Look through the data below. Show each line where the string "问题学生" occurs.

— START OF DATA LISTING —

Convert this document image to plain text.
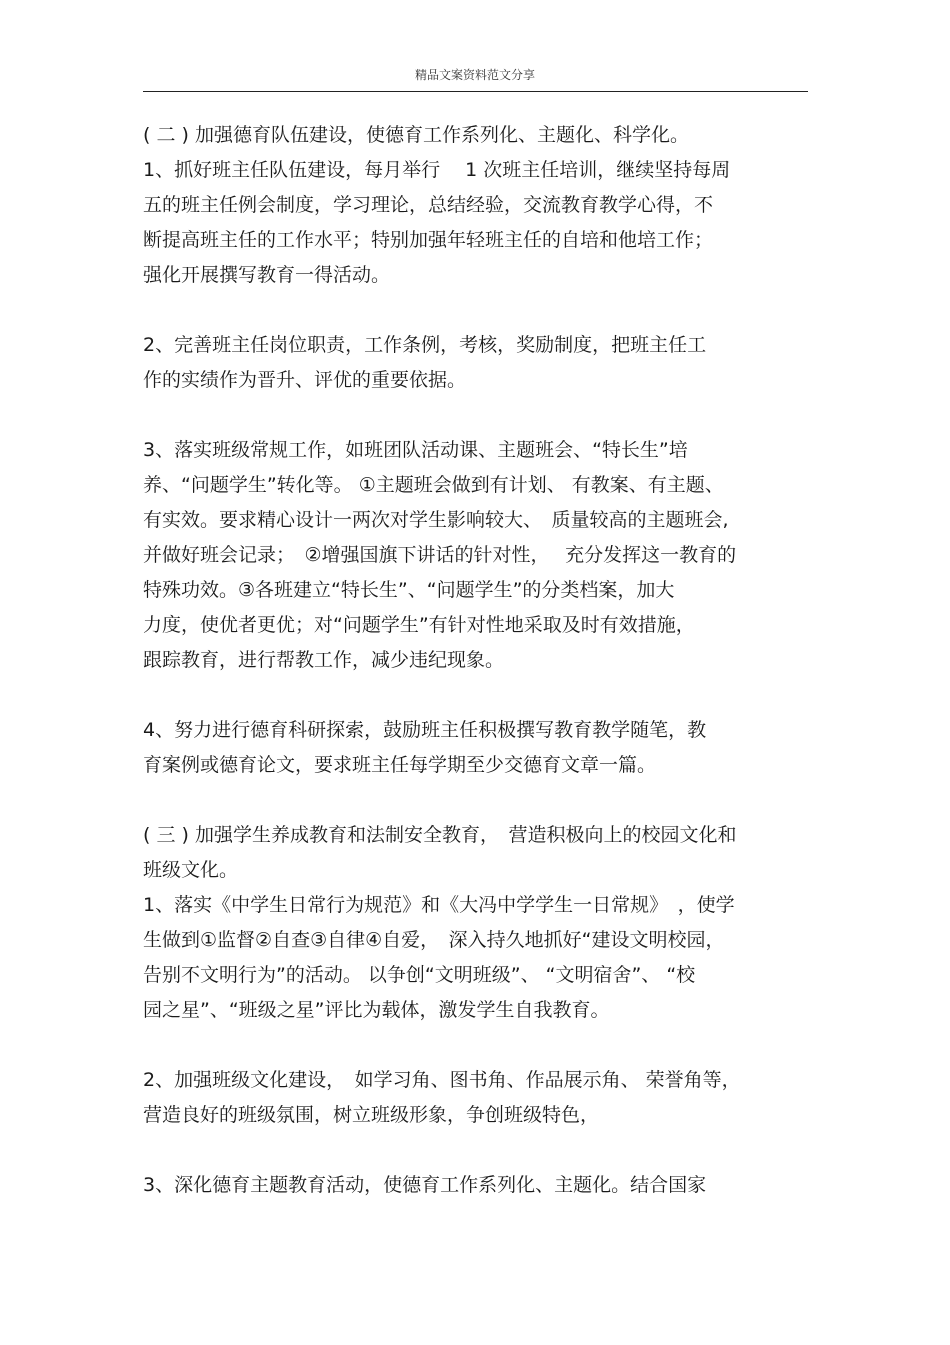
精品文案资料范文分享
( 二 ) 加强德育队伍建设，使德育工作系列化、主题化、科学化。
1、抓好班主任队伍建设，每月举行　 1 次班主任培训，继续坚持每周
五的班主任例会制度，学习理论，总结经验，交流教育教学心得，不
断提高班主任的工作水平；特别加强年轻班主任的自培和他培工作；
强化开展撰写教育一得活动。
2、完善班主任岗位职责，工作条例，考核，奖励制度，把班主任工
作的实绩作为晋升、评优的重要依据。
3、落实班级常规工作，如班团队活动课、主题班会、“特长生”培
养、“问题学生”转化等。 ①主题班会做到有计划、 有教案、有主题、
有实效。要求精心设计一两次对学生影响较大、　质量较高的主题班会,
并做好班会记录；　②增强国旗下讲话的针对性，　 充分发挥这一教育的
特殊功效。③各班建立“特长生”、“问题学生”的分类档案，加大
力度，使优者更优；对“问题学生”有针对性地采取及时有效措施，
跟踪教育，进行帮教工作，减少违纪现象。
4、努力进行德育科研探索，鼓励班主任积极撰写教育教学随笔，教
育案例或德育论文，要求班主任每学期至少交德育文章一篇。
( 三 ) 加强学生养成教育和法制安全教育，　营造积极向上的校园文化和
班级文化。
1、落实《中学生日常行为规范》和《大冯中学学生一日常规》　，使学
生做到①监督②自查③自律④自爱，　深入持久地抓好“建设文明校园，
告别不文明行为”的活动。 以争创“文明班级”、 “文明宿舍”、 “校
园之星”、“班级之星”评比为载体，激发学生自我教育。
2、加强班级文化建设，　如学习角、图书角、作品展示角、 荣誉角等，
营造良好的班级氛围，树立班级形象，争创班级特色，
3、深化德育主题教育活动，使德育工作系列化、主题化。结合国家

— END OF DATA LISTING —

● **FULL RESPONSE**
养、“问题学生”转化等。 ①主题班会做到有计划、 有教案、有主题、
特殊功效。③各班建立“特长生”、“问题学生”的分类档案，加大
力度，使优者更优；对“问题学生”有针对性地采取及时有效措施，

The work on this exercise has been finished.